EXERCISE PROMPT: Copy out the listing that follows, exact in every word, and skip the images.

╭─ RECORDED DATA

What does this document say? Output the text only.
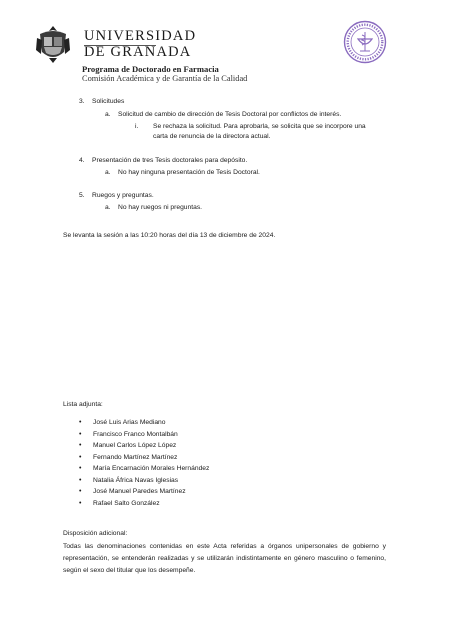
UNIVERSIDAD
DE GRANADA
Programa de Doctorado en Farmacia
Comisión Académica y de Garantía de la Calidad
3. Solicitudes
a. Solicitud de cambio de dirección de Tesis Doctoral por conflictos de interés.
i. Se rechaza la solicitud. Para aprobarla, se solicita que se incorpore una
carta de renuncia de la directora actual.
4. Presentación de tres Tesis doctorales para depósito.
a. No hay ninguna presentación de Tesis Doctoral.
5. Ruegos y preguntas.
a. No hay ruegos ni preguntas.
Se levanta la sesión a las 10:20 horas del día 13 de diciembre de 2024.
Lista adjunta:
• José Luis Arias Mediano
• Francisco Franco Montalbán
• Manuel Carlos López López
• Fernando Martínez Martínez
• María Encarnación Morales Hernández
• Natalia África Navas Iglesias
• José Manuel Paredes Martínez
• Rafael Salto González
Disposición adicional:
Todas las denominaciones contenidas en este Acta referidas a órganos unipersonales de gobierno y representación, se entenderán realizadas y se utilizarán indistintamente en género masculino o femenino, según el sexo del titular que los desempeñe.
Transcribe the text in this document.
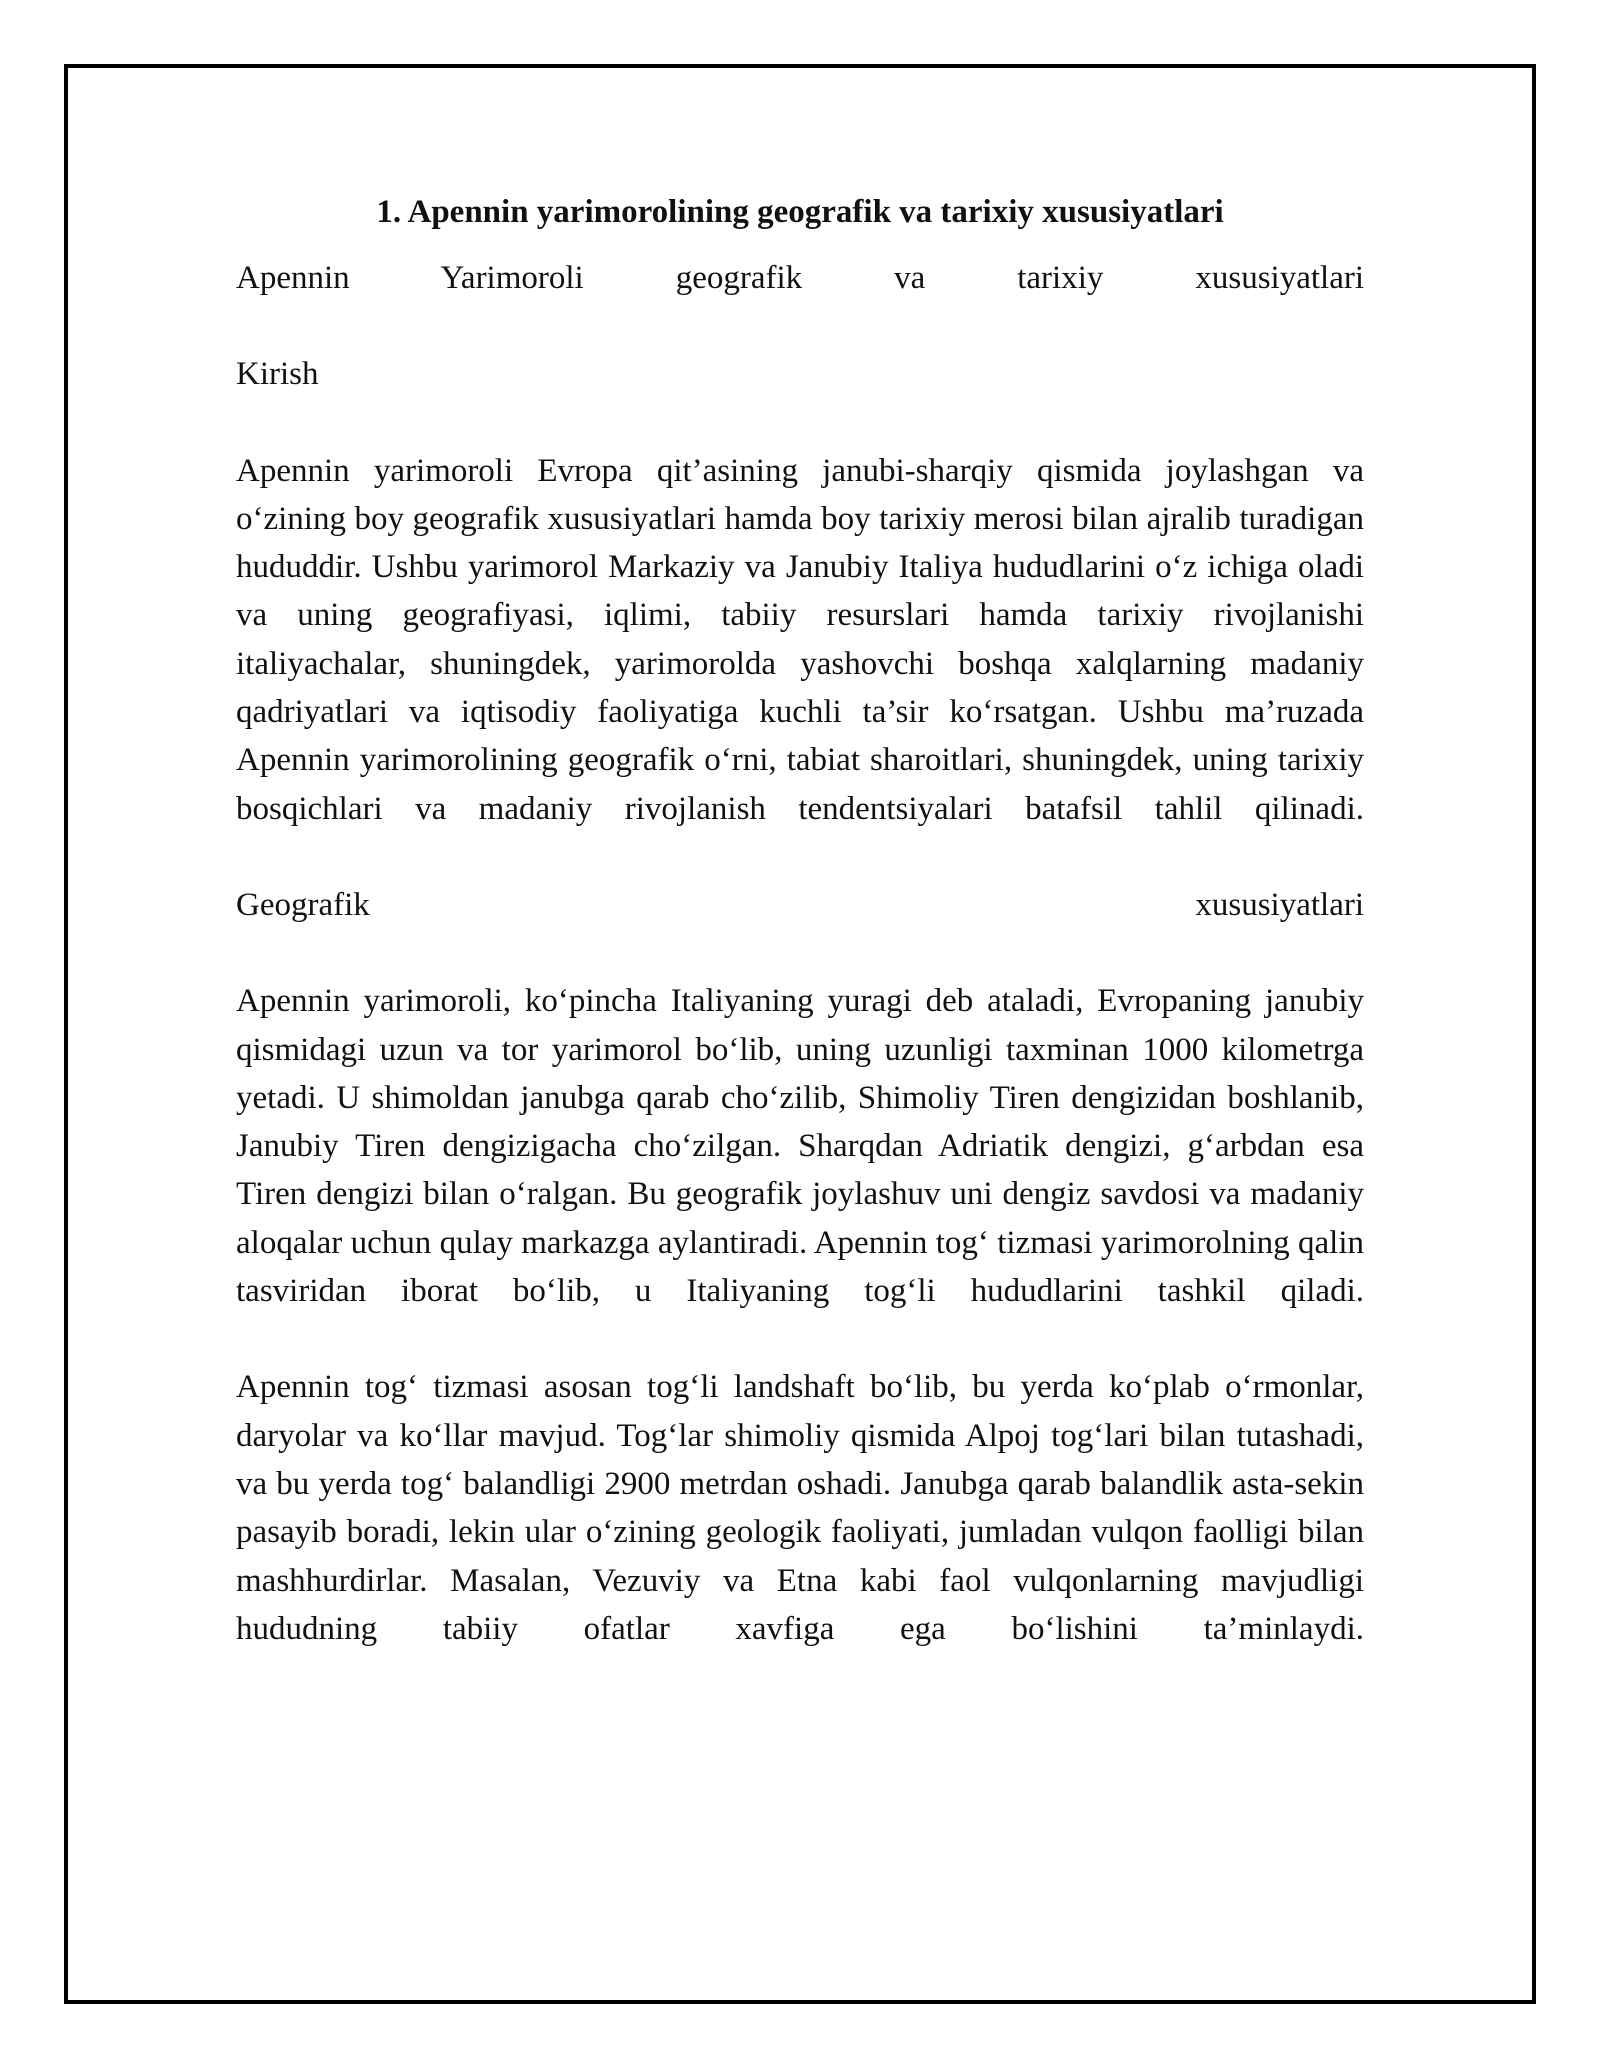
1. Apennin yarimorolining geografik va tarixiy xususiyatlari
Apennin Yarimoroli geografik va tarixiy xususiyatlari
Kirish
Apennin yarimoroli Evropa qit’asining janubi-sharqiy qismida joylashgan va o‘zining boy geografik xususiyatlari hamda boy tarixiy merosi bilan ajralib turadigan hududdir. Ushbu yarimorol Markaziy va Janubiy Italiya hududlarini o‘z ichiga oladi va uning geografiyasi, iqlimi, tabiiy resurslari hamda tarixiy rivojlanishi italiyachalar, shuningdek, yarimorolda yashovchi boshqa xalqlarning madaniy qadriyatlari va iqtisodiy faoliyatiga kuchli ta’sir ko‘rsatgan. Ushbu ma’ruzada Apennin yarimorolining geografik o‘rni, tabiat sharoitlari, shuningdek, uning tarixiy bosqichlari va madaniy rivojlanish tendentsiyalari batafsil tahlil qilinadi.
Geografik xususiyatlari
Apennin yarimoroli, ko‘pincha Italiyaning yuragi deb ataladi, Evropaning janubiy qismidagi uzun va tor yarimorol bo‘lib, uning uzunligi taxminan 1000 kilometrga yetadi. U shimoldan janubga qarab cho‘zilib, Shimoliy Tiren dengizidan boshlanib, Janubiy Tiren dengizigacha cho‘zilgan. Sharqdan Adriatik dengizi, g‘arbdan esa Tiren dengizi bilan o‘ralgan. Bu geografik joylashuv uni dengiz savdosi va madaniy aloqalar uchun qulay markazga aylantiradi. Apennin tog‘ tizmasi yarimorolning qalin tasviridan iborat bo‘lib, u Italiyaning tog‘li hududlarini tashkil qiladi.
Apennin tog‘ tizmasi asosan tog‘li landshaft bo‘lib, bu yerda ko‘plab o‘rmonlar, daryolar va ko‘llar mavjud. Tog‘lar shimoliy qismida Alpoj tog‘lari bilan tutashadi, va bu yerda tog‘ balandligi 2900 metrdan oshadi. Janubga qarab balandlik asta-sekin pasayib boradi, lekin ular o‘zining geologik faoliyati, jumladan vulqon faolligi bilan mashhurdirlar. Masalan, Vezuviy va Etna kabi faol vulqonlarning mavjudligi hududning tabiiy ofatlar xavfiga ega bo‘lishini ta’minlaydi.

╰─

SOLVED PROBLEM:
What does this document say? Output the text only.
UNIVERSIDAD
DE GRANADA
Programa de Doctorado en Farmacia
Comisión Académica y de Garantía de la Calidad
3. Solicitudes
a. Solicitud de cambio de dirección de Tesis Doctoral por conflictos de interés.
i. Se rechaza la solicitud. Para aprobarla, se solicita que se incorpore una
carta de renuncia de la directora actual.
4. Presentación de tres Tesis doctorales para depósito.
a. No hay ninguna presentación de Tesis Doctoral.
5. Ruegos y preguntas.
a. No hay ruegos ni preguntas.
Se levanta la sesión a las 10:20 horas del día 13 de diciembre de 2024.
Lista adjunta:
• José Luis Arias Mediano
• Francisco Franco Montalbán
• Manuel Carlos López López
• Fernando Martínez Martínez
• María Encarnación Morales Hernández
• Natalia África Navas Iglesias
• José Manuel Paredes Martínez
• Rafael Salto González
Disposición adicional:
Todas las denominaciones contenidas en este Acta referidas a órganos unipersonales de gobierno y representación, se entenderán realizadas y se utilizarán indistintamente en género masculino o femenino, según el sexo del titular que los desempeñe.
Transcribe the text in this document.
1. Apennin yarimorolining geografik va tarixiy xususiyatlari
Apennin Yarimoroli geografik va tarixiy xususiyatlari
Kirish
Apennin yarimoroli Evropa qit’asining janubi-sharqiy qismida joylashgan va o‘zining boy geografik xususiyatlari hamda boy tarixiy merosi bilan ajralib turadigan hududdir. Ushbu yarimorol Markaziy va Janubiy Italiya hududlarini o‘z ichiga oladi va uning geografiyasi, iqlimi, tabiiy resurslari hamda tarixiy rivojlanishi italiyachalar, shuningdek, yarimorolda yashovchi boshqa xalqlarning madaniy qadriyatlari va iqtisodiy faoliyatiga kuchli ta’sir ko‘rsatgan. Ushbu ma’ruzada Apennin yarimorolining geografik o‘rni, tabiat sharoitlari, shuningdek, uning tarixiy bosqichlari va madaniy rivojlanish tendentsiyalari batafsil tahlil qilinadi.
Geografik xususiyatlari
Apennin yarimoroli, ko‘pincha Italiyaning yuragi deb ataladi, Evropaning janubiy qismidagi uzun va tor yarimorol bo‘lib, uning uzunligi taxminan 1000 kilometrga yetadi. U shimoldan janubga qarab cho‘zilib, Shimoliy Tiren dengizidan boshlanib, Janubiy Tiren dengizigacha cho‘zilgan. Sharqdan Adriatik dengizi, g‘arbdan esa Tiren dengizi bilan o‘ralgan. Bu geografik joylashuv uni dengiz savdosi va madaniy aloqalar uchun qulay markazga aylantiradi. Apennin tog‘ tizmasi yarimorolning qalin tasviridan iborat bo‘lib, u Italiyaning tog‘li hududlarini tashkil qiladi.
Apennin tog‘ tizmasi asosan tog‘li landshaft bo‘lib, bu yerda ko‘plab o‘rmonlar, daryolar va ko‘llar mavjud. Tog‘lar shimoliy qismida Alpoj tog‘lari bilan tutashadi, va bu yerda tog‘ balandligi 2900 metrdan oshadi. Janubga qarab balandlik asta-sekin pasayib boradi, lekin ular o‘zining geologik faoliyati, jumladan vulqon faolligi bilan mashhurdirlar. Masalan, Vezuviy va Etna kabi faol vulqonlarning mavjudligi hududning tabiiy ofatlar xavfiga ega bo‘lishini ta’minlaydi.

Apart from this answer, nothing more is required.